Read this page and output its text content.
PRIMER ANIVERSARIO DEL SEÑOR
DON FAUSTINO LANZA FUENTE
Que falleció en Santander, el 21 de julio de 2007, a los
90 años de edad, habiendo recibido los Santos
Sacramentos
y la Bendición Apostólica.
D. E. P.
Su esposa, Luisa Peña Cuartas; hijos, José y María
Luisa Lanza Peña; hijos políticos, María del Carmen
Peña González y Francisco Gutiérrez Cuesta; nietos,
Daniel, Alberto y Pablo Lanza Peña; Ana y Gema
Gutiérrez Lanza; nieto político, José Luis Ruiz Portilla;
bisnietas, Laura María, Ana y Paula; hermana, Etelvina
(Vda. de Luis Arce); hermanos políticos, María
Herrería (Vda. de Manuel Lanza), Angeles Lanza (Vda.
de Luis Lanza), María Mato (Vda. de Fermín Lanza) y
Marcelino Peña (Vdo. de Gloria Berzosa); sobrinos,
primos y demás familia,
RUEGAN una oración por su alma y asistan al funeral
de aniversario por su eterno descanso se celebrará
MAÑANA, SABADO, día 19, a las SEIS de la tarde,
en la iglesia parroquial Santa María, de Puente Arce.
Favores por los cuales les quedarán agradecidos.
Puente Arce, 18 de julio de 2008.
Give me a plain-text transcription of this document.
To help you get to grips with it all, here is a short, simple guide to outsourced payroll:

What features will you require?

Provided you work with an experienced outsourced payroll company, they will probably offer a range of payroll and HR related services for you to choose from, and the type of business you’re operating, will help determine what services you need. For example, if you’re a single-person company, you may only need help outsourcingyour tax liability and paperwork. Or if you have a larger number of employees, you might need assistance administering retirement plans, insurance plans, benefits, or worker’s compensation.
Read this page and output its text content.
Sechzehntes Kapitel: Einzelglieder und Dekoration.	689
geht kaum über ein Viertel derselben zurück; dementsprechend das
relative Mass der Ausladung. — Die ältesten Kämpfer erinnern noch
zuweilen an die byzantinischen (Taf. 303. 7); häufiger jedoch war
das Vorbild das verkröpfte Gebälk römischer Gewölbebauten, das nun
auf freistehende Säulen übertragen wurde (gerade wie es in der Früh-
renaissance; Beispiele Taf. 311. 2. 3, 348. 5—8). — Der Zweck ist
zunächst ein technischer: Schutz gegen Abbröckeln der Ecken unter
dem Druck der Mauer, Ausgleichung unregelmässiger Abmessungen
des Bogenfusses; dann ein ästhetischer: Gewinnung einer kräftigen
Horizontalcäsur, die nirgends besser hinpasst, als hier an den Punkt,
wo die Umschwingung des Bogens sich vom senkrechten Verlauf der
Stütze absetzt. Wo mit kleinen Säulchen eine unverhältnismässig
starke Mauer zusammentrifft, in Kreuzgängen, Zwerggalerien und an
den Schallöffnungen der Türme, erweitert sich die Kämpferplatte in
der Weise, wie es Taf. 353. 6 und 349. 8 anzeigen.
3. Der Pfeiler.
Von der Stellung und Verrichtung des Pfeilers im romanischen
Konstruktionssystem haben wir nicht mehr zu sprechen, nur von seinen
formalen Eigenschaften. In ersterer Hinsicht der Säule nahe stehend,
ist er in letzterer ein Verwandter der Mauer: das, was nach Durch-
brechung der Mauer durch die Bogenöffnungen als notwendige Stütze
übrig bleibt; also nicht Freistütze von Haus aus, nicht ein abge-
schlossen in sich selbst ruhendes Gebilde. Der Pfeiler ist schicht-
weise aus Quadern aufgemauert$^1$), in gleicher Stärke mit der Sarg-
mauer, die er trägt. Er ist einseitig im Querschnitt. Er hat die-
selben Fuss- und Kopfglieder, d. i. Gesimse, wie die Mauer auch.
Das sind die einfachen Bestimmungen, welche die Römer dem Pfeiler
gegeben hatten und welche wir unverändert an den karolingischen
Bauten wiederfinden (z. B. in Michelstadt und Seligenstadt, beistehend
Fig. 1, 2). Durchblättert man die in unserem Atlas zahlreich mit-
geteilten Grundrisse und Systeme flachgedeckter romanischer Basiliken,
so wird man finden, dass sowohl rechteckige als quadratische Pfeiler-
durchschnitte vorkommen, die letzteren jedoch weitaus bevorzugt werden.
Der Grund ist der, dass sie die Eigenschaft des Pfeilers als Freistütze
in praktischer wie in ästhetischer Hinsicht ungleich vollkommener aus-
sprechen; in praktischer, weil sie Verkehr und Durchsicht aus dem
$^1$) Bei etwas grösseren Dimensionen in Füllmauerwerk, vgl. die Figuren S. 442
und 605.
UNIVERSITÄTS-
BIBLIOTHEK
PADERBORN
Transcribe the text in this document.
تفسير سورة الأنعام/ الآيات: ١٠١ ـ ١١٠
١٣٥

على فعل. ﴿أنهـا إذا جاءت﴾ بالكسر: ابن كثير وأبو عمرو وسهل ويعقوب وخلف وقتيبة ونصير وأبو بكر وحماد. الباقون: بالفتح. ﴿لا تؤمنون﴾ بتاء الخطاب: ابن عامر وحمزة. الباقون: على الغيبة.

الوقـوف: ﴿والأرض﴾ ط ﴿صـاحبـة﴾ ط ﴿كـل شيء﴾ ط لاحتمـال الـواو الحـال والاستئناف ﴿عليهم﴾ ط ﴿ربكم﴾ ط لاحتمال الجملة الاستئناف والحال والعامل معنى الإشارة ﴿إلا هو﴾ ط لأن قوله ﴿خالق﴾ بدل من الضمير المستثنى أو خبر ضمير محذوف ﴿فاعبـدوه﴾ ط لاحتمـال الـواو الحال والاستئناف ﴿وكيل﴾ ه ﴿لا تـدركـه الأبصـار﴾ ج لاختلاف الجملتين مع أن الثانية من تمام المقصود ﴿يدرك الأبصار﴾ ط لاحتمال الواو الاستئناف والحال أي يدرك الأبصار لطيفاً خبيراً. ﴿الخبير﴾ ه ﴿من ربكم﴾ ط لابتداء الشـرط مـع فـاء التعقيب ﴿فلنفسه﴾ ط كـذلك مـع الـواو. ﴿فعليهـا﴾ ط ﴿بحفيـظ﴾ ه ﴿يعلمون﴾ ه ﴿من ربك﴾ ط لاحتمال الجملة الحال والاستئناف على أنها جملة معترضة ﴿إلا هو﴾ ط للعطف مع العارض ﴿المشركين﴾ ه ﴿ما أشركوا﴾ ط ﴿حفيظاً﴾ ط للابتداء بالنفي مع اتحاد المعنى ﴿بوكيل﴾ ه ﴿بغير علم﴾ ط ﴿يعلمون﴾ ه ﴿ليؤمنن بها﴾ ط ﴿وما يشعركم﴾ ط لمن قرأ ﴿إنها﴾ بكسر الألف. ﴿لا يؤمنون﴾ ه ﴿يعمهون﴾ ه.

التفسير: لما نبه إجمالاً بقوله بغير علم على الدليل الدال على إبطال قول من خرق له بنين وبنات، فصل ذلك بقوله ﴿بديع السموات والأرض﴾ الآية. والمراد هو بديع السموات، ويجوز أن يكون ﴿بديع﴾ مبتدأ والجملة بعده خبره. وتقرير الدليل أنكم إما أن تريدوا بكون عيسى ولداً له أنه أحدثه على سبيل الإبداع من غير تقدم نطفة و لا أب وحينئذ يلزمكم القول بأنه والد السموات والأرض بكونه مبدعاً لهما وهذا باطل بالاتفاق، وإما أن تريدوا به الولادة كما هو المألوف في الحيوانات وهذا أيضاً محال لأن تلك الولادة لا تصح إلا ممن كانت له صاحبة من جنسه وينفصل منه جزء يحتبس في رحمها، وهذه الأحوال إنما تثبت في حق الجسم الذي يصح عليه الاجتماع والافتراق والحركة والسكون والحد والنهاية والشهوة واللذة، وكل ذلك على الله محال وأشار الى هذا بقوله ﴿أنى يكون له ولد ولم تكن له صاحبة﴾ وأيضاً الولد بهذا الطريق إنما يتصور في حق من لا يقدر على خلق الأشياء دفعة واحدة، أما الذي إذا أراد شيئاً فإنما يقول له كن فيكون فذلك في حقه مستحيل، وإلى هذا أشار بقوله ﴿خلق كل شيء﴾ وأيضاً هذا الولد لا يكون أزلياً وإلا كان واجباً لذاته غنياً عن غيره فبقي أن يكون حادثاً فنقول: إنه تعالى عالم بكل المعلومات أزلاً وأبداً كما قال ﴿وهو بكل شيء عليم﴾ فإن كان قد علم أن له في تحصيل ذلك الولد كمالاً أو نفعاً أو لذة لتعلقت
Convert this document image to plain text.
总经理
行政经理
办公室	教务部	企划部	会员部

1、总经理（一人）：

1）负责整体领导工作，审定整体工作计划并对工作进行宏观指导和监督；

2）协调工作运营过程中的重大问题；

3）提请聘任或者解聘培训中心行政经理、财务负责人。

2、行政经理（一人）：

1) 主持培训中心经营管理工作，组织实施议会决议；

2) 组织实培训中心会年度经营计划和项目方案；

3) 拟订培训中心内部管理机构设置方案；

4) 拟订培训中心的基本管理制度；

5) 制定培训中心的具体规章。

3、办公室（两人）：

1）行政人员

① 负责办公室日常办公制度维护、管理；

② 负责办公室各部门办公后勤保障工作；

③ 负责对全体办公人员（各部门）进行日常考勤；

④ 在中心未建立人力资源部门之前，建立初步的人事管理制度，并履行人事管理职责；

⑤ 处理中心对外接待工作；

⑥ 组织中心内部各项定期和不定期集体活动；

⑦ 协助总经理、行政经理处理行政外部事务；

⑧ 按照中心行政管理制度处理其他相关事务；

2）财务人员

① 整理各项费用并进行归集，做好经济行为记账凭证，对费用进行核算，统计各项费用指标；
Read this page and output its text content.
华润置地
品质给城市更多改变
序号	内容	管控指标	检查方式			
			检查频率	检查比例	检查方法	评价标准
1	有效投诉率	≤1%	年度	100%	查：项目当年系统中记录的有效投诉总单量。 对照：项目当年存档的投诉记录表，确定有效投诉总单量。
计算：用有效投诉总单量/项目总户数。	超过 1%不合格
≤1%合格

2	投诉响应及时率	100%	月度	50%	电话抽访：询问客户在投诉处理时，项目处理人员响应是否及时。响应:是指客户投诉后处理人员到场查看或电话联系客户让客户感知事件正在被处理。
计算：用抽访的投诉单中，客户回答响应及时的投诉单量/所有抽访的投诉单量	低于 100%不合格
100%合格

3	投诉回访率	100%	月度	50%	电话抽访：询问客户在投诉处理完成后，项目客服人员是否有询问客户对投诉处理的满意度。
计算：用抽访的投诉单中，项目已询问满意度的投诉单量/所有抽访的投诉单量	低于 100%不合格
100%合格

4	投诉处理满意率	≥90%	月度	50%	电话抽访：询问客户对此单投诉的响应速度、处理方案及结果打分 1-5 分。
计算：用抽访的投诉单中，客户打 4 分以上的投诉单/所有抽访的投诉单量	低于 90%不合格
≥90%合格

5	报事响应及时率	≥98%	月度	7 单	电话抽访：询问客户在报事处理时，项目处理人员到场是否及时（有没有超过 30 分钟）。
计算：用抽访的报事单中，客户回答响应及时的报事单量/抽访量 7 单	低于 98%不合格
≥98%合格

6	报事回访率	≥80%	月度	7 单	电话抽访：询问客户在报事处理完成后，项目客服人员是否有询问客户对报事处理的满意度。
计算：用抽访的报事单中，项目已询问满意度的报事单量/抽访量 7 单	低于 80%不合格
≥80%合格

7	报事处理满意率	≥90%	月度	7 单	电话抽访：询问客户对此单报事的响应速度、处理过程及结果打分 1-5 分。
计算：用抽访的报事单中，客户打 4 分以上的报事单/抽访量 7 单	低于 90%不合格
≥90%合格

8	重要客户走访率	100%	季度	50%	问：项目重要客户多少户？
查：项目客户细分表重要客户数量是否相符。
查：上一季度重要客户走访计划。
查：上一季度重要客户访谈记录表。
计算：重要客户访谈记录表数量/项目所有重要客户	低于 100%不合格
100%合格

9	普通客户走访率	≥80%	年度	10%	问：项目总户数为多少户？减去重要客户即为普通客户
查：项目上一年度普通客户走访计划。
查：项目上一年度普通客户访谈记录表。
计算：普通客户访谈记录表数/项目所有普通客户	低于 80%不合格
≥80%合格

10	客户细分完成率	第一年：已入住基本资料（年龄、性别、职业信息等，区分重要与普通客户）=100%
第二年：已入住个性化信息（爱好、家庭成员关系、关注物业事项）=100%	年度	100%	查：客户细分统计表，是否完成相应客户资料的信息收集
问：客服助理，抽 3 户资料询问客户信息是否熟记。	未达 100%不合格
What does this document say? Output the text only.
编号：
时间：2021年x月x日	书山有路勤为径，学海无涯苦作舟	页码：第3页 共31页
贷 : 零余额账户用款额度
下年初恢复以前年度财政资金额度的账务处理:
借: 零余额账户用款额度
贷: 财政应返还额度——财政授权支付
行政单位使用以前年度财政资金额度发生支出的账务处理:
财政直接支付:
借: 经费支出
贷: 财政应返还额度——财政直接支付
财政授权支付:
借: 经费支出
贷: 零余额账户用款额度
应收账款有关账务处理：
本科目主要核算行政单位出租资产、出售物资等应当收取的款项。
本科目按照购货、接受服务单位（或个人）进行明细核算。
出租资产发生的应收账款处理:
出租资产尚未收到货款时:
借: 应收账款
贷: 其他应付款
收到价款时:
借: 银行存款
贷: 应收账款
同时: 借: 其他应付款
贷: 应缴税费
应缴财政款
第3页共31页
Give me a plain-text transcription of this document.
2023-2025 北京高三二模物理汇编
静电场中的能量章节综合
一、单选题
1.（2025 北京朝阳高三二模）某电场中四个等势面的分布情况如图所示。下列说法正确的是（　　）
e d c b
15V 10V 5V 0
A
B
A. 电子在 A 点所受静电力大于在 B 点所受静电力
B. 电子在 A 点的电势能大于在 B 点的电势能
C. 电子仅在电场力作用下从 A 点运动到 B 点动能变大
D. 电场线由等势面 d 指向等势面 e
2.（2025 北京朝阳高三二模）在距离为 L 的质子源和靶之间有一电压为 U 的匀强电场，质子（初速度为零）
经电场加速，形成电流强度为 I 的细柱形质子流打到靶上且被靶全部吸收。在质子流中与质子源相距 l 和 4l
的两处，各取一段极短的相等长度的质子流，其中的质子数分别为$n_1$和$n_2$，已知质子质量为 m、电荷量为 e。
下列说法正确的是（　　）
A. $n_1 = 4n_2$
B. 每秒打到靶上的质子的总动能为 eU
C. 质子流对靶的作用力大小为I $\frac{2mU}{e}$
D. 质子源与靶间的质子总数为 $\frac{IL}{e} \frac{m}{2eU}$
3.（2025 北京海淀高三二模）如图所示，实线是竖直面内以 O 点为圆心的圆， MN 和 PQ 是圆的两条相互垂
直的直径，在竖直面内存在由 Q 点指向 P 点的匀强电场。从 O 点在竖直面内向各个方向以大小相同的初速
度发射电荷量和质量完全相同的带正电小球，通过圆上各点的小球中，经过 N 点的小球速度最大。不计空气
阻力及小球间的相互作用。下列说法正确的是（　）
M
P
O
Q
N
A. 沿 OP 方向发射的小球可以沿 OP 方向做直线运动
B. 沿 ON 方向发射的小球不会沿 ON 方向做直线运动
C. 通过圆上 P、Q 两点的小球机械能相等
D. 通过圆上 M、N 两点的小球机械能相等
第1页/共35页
==========
_EXERCISE:_ Find all lines where the word "welche" appears. Copy them.

_EXERCISE SOLUTION:_
Das sind die einfachen Bestimmungen, welche die Römer dem Pfeiler
gegeben hatten und welche wir unverändert an den karolingischen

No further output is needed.